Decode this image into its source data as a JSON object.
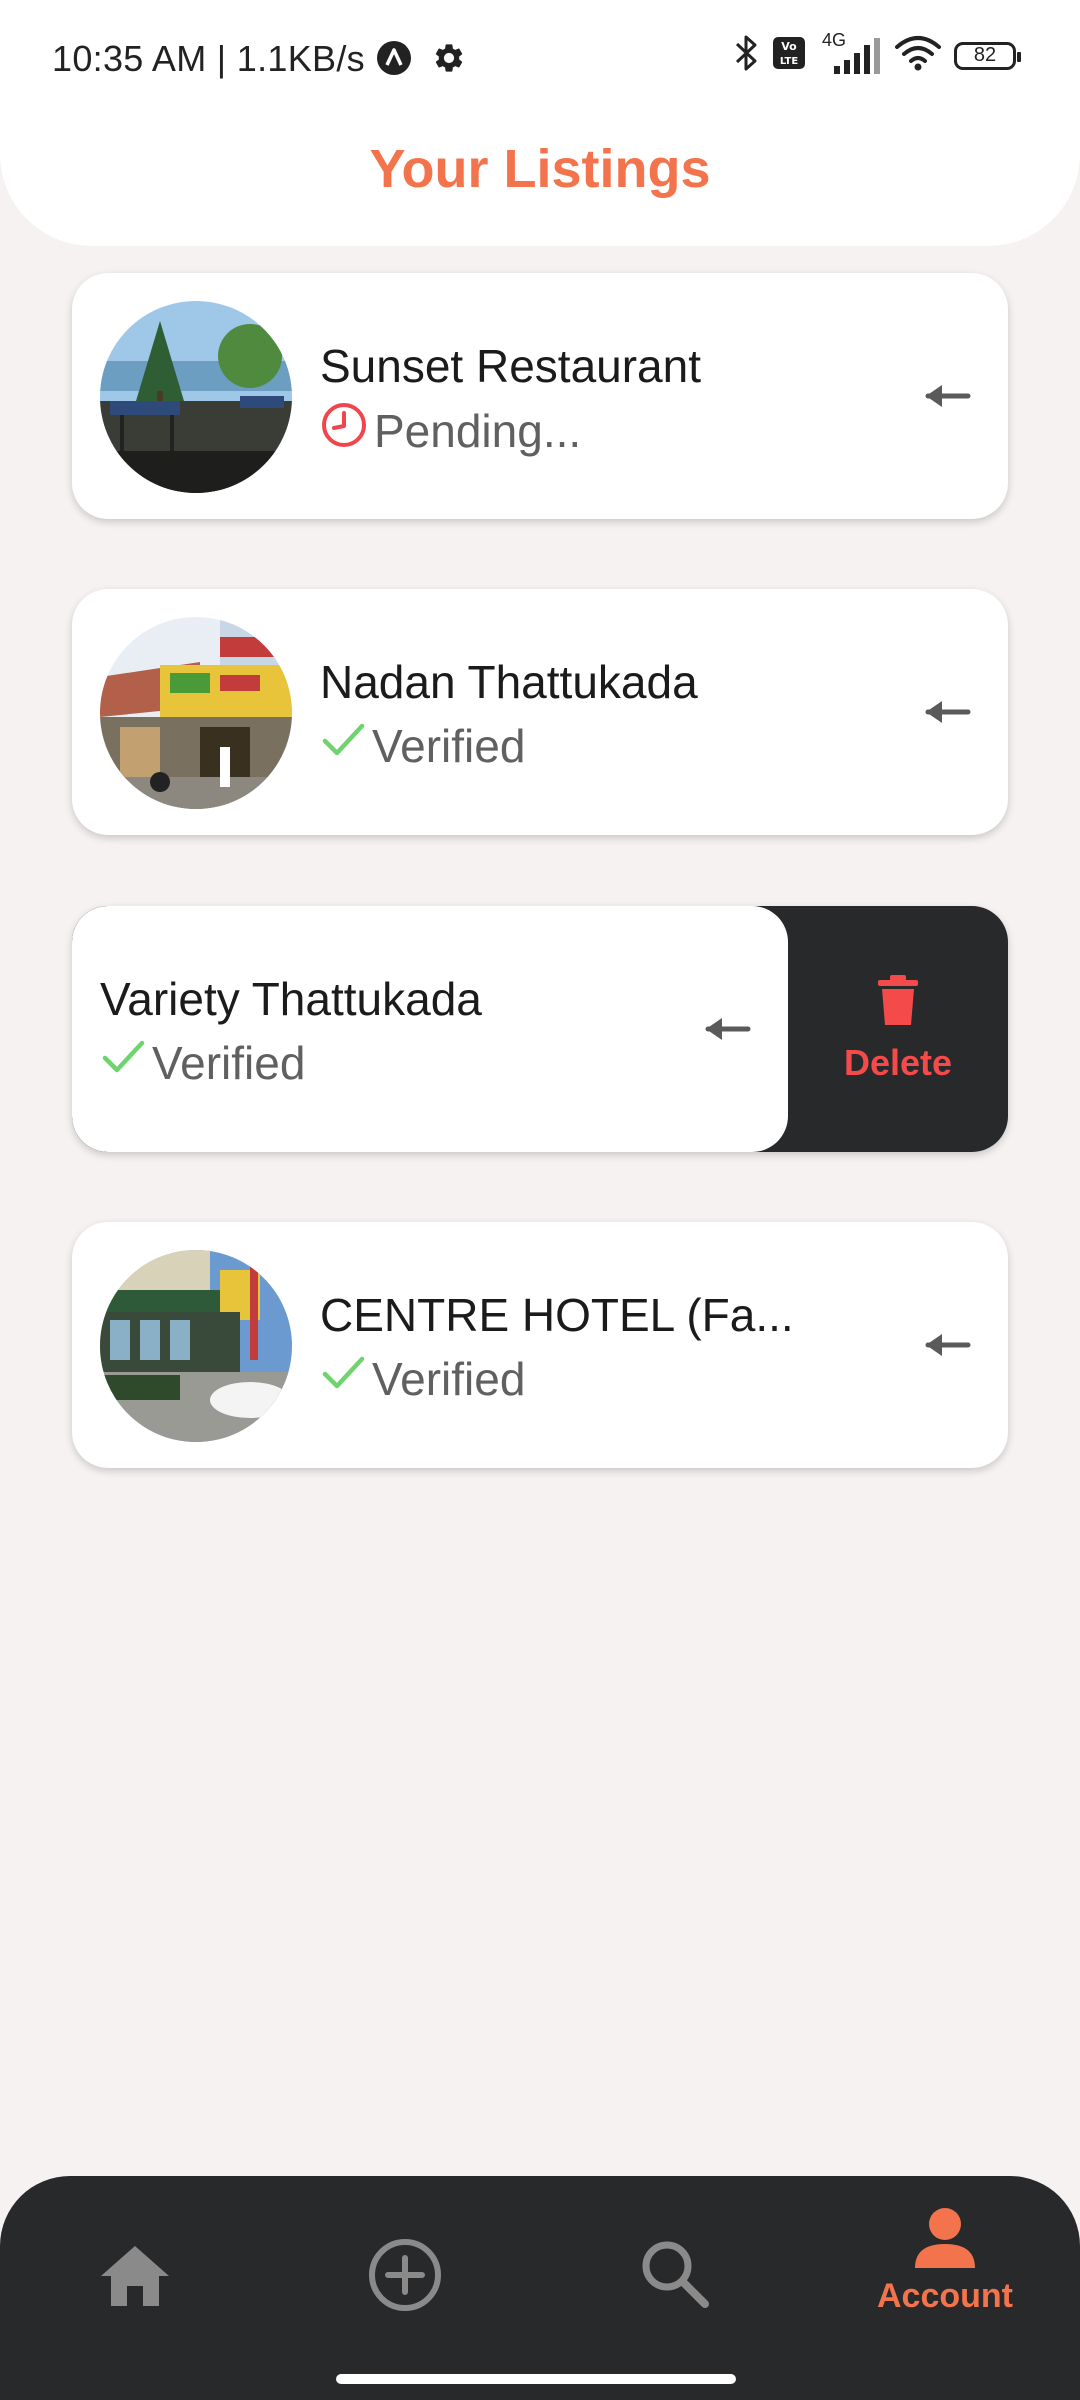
{
  "status_bar": {
    "time": "10:35 AM | 1.1KB/s",
    "network_type": "4G",
    "battery": "82"
  },
  "header": {
    "title": "Your Listings"
  },
  "listings": [
    {
      "name": "Sunset Restaurant",
      "status": "Pending...",
      "status_type": "pending"
    },
    {
      "name": "Nadan Thattukada",
      "status": "Verified",
      "status_type": "verified"
    },
    {
      "name": "Variety Thattukada",
      "status": "Verified",
      "status_type": "verified",
      "swipe_action": "Delete"
    },
    {
      "name": "CENTRE HOTEL (Fa...",
      "status": "Verified",
      "status_type": "verified"
    }
  ],
  "bottom_nav": {
    "items": [
      {
        "icon": "home-icon",
        "label": ""
      },
      {
        "icon": "add-circle-icon",
        "label": ""
      },
      {
        "icon": "search-icon",
        "label": ""
      },
      {
        "icon": "account-icon",
        "label": "Account"
      }
    ]
  },
  "colors": {
    "accent": "#f3744c",
    "verified": "#6fd46f",
    "pending": "#f0454c",
    "delete": "#f44a4a",
    "nav_bg": "#27292b",
    "page_bg": "#f6f2f1"
  }
}
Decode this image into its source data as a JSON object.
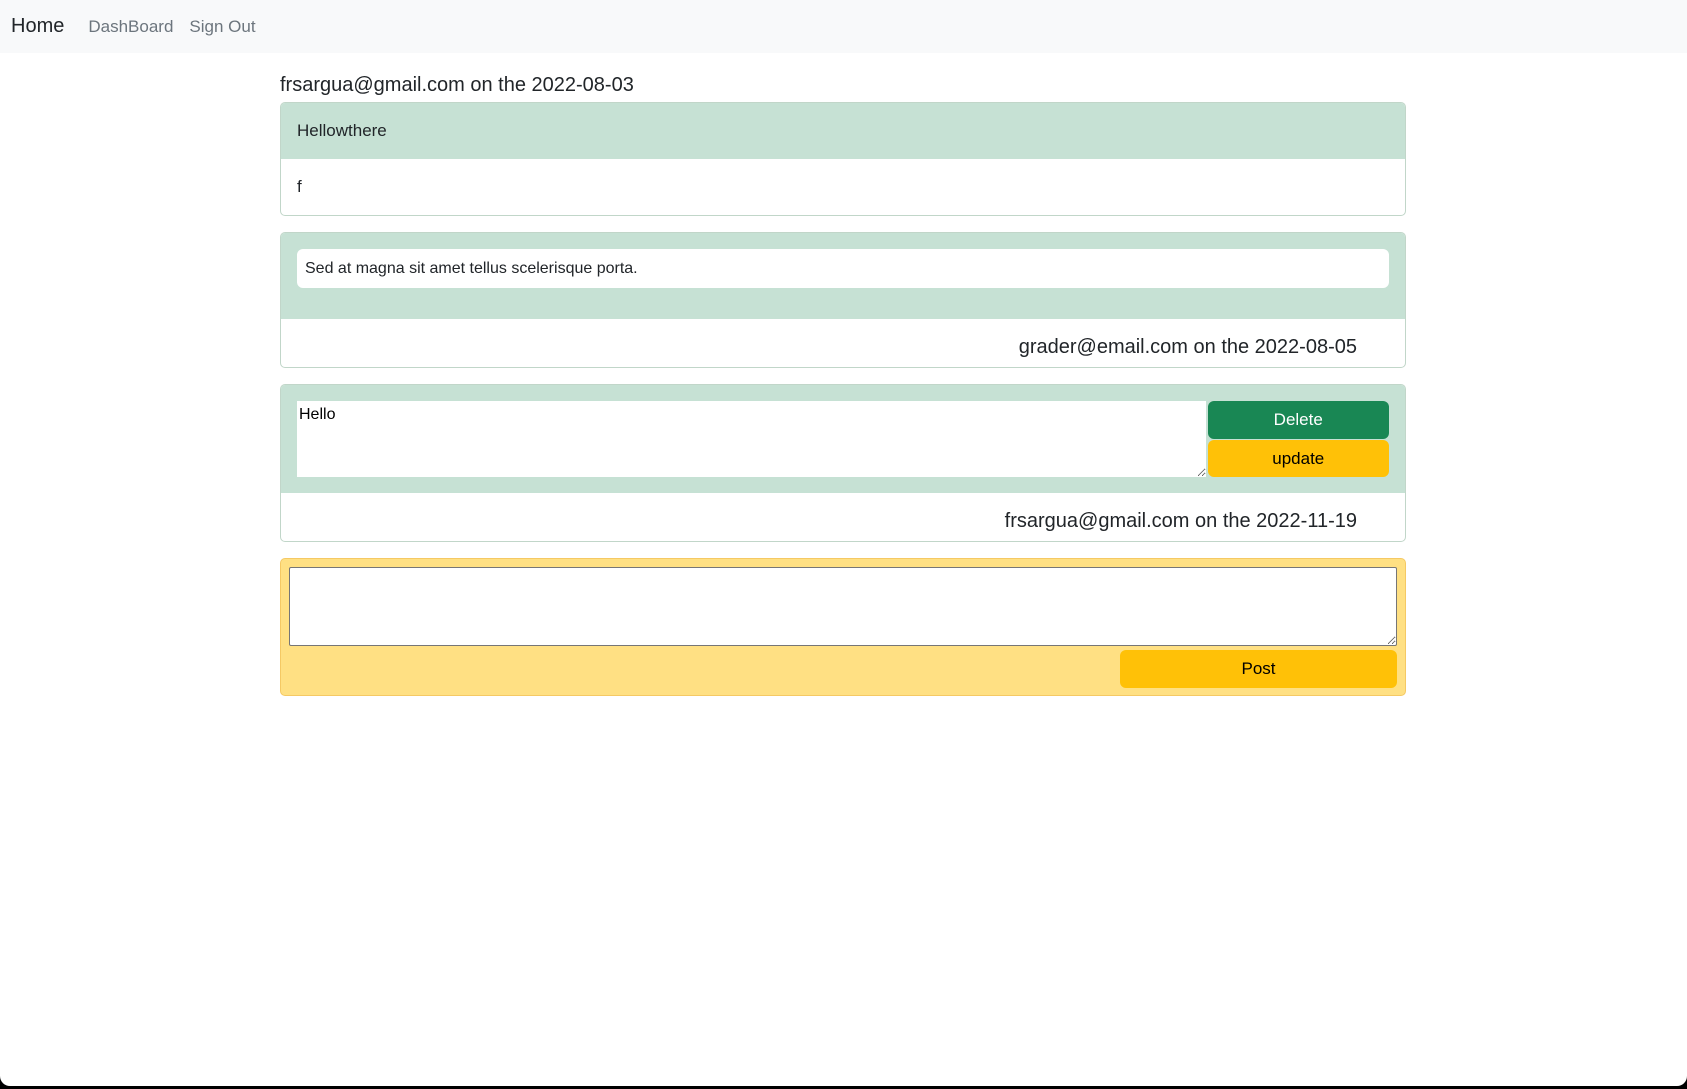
{
  "navbar": {
    "brand": "Home",
    "links": [
      "DashBoard",
      "Sign Out"
    ]
  },
  "post": {
    "meta": "frsargua@gmail.com on the 2022-08-03",
    "title": "Hellowthere",
    "body": "f"
  },
  "comments": [
    {
      "text": "Sed at magna sit amet tellus scelerisque porta.",
      "meta": "grader@email.com on the 2022-08-05"
    },
    {
      "text": "Hello",
      "meta": "frsargua@gmail.com on the 2022-11-19",
      "delete_label": "Delete",
      "update_label": "update"
    }
  ],
  "new_comment": {
    "value": "",
    "post_label": "Post"
  },
  "colors": {
    "card_header": "#c6e1d4",
    "delete_button": "#198754",
    "warning_button": "#ffc107",
    "new_comment_bg": "#ffe083"
  }
}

> [WRITTEN INSTRUCTION] List all lines from the entries that include the word "frsargua".

> [EXERCISE ANSWER]
    "meta": "frsargua@gmail.com on the 2022-08-03",
      "meta": "frsargua@gmail.com on the 2022-11-19",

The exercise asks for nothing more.